### Records provided ###

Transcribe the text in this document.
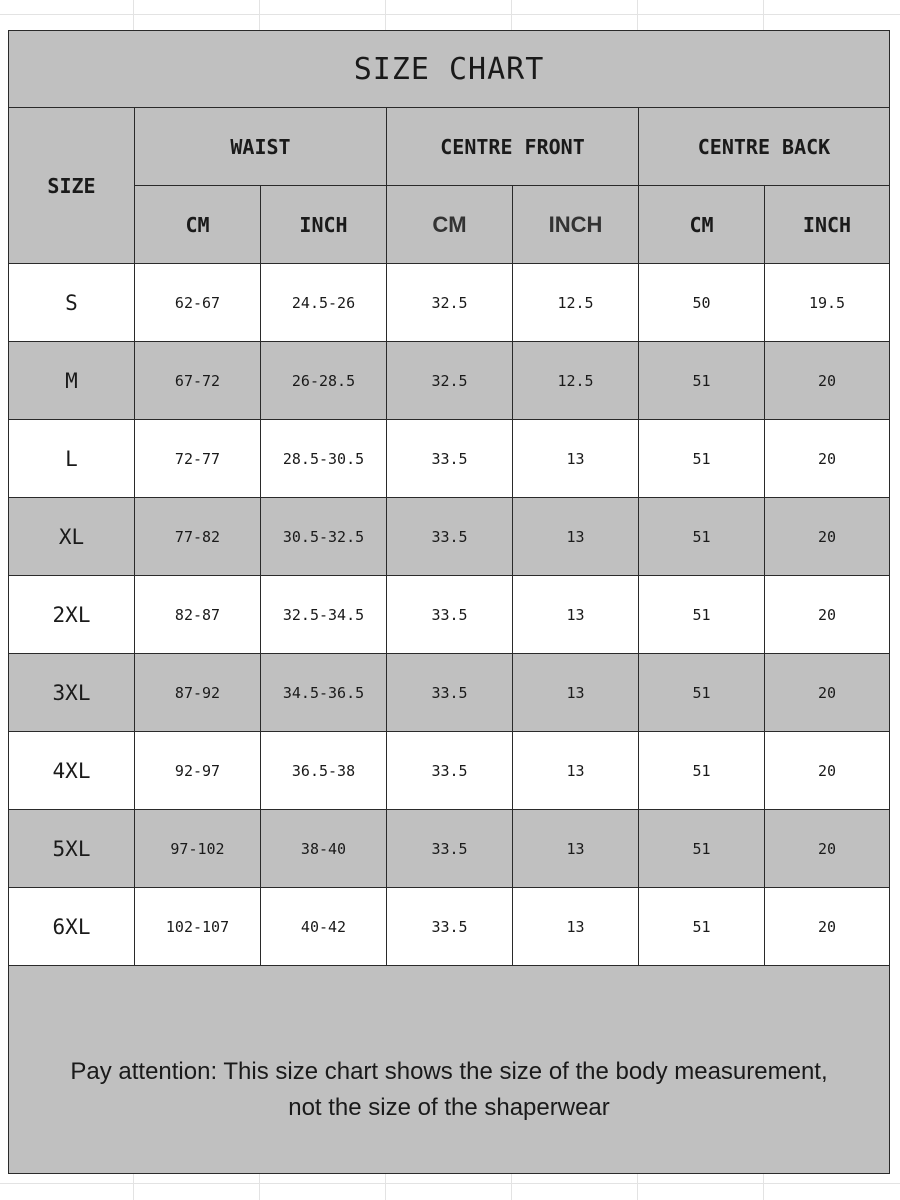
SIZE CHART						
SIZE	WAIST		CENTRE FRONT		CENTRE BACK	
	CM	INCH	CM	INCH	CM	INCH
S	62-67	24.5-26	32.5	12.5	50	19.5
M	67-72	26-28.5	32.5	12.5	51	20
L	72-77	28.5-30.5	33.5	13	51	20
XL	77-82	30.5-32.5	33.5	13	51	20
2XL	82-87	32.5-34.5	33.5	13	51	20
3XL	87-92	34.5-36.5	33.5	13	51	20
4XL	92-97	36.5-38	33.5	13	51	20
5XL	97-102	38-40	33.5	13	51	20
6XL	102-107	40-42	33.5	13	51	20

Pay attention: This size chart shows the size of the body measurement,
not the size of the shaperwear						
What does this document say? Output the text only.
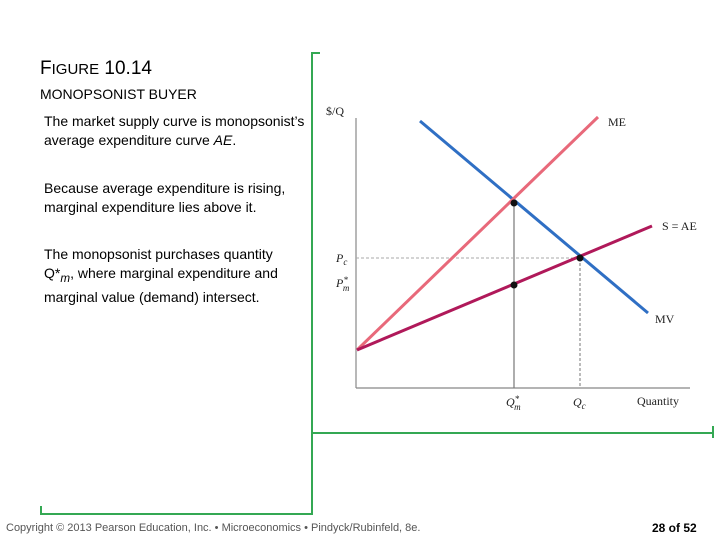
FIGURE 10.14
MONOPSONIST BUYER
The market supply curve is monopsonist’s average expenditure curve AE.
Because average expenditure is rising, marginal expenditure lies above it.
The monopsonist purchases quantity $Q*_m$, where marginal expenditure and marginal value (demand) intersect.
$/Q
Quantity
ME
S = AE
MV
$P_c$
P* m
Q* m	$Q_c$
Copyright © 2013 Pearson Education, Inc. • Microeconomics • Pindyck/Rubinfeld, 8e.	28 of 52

###

Task description: Extract every line of the data exactly; pictures stay out.

Right answer:
Transcribe the text in this document.
SIZE CHART						
SIZE	WAIST		CENTRE FRONT		CENTRE BACK	
	CM	INCH	CM	INCH	CM	INCH
S	62-67	24.5-26	32.5	12.5	50	19.5
M	67-72	26-28.5	32.5	12.5	51	20
L	72-77	28.5-30.5	33.5	13	51	20
XL	77-82	30.5-32.5	33.5	13	51	20
2XL	82-87	32.5-34.5	33.5	13	51	20
3XL	87-92	34.5-36.5	33.5	13	51	20
4XL	92-97	36.5-38	33.5	13	51	20
5XL	97-102	38-40	33.5	13	51	20
6XL	102-107	40-42	33.5	13	51	20

Pay attention: This size chart shows the size of the body measurement,
not the size of the shaperwear						
What does this document say? Output the text only.
FIGURE 10.14
MONOPSONIST BUYER
The market supply curve is monopsonist’s average expenditure curve AE.
Because average expenditure is rising, marginal expenditure lies above it.
The monopsonist purchases quantity $Q*_m$, where marginal expenditure and marginal value (demand) intersect.
$/Q
Quantity
ME
S = AE
MV
$P_c$
P* m
Q* m	$Q_c$
Copyright © 2013 Pearson Education, Inc. • Microeconomics • Pindyck/Rubinfeld, 8e.	28 of 52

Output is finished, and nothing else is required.